**What you have to do:** Report, word for word, every line of the material that contains "screenshot".

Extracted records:
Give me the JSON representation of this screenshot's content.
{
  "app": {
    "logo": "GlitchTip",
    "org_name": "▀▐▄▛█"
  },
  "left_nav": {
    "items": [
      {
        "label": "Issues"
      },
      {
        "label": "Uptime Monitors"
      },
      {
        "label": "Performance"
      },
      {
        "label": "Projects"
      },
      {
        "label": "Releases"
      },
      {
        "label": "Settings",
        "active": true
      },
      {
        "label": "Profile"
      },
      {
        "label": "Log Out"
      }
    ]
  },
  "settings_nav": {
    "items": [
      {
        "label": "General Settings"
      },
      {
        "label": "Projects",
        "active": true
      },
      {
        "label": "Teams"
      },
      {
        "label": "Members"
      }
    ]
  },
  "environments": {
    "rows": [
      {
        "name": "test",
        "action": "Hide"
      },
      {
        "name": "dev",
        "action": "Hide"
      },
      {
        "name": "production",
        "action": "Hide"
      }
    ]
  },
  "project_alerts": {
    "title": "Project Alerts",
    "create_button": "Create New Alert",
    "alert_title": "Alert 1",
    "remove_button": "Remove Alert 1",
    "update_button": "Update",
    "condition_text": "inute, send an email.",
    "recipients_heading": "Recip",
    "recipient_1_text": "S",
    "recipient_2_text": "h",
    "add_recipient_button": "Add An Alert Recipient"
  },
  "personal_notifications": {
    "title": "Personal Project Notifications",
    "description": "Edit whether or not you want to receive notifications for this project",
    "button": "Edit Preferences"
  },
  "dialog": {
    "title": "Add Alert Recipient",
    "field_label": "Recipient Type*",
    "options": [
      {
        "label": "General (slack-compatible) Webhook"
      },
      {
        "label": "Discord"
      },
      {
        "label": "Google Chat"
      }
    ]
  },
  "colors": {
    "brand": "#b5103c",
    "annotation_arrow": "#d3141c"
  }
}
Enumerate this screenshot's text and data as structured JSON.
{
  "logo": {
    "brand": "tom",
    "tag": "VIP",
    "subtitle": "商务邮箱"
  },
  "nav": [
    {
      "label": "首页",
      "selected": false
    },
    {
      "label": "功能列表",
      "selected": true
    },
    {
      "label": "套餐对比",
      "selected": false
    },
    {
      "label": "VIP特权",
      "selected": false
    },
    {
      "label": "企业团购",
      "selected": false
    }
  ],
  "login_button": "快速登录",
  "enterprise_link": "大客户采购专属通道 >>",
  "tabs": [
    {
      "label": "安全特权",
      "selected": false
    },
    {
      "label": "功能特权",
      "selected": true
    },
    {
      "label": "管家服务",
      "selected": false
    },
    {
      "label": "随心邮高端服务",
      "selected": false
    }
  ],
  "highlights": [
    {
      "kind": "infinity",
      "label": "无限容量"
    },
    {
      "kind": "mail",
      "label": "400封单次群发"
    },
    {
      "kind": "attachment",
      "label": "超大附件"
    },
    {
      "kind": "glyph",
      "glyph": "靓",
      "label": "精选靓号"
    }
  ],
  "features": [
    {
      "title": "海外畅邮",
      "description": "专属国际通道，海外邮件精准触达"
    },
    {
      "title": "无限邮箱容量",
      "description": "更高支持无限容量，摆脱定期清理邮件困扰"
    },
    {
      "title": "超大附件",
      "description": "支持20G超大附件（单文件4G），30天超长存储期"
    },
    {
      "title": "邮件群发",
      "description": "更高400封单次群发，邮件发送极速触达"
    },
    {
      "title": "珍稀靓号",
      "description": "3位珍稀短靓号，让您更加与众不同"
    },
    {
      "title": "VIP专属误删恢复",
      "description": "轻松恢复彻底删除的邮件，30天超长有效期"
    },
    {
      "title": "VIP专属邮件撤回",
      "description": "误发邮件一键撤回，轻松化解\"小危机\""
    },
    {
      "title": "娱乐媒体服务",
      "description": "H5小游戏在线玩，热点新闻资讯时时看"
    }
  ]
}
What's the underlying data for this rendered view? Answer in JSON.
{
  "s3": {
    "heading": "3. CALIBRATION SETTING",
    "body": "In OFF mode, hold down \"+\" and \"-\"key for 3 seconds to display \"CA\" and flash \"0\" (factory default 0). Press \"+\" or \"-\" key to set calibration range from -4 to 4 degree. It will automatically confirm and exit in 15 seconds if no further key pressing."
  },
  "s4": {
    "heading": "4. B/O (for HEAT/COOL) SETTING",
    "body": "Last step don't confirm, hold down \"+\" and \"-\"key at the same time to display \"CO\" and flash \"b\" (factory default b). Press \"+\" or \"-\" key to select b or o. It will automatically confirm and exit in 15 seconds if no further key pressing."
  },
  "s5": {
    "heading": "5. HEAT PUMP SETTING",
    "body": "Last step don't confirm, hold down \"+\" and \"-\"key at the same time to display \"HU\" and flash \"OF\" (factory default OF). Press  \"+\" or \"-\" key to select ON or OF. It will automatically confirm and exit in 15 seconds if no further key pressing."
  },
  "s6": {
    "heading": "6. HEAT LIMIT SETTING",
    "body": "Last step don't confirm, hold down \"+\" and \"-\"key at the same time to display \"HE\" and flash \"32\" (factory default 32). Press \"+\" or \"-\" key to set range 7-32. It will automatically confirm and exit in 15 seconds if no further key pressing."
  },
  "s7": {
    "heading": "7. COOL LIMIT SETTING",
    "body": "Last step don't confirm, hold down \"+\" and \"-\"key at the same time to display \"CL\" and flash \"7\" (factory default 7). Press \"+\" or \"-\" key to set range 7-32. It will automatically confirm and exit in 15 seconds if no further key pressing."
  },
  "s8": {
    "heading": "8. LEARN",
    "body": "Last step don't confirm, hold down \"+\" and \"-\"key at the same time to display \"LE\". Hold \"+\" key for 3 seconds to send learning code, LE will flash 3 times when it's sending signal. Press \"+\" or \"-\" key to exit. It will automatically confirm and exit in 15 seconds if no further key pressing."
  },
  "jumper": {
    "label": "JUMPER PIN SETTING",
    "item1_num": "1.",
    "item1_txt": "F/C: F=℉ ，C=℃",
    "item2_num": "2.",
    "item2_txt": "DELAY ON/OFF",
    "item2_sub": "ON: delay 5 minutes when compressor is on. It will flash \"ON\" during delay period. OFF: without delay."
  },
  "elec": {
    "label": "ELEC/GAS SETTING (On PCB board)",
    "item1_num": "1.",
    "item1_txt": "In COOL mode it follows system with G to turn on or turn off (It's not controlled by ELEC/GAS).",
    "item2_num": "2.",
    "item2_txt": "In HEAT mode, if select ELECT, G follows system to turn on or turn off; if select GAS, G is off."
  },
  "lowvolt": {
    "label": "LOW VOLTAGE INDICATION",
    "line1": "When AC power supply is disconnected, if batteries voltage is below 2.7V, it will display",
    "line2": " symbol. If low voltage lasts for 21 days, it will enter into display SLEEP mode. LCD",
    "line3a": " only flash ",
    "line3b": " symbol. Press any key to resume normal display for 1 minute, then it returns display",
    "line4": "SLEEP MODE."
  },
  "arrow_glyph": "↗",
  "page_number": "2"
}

**Final result:**
Give me the JSON representation of this screenshot's content.
Enumerate this screenshot's text and data as structured JSON.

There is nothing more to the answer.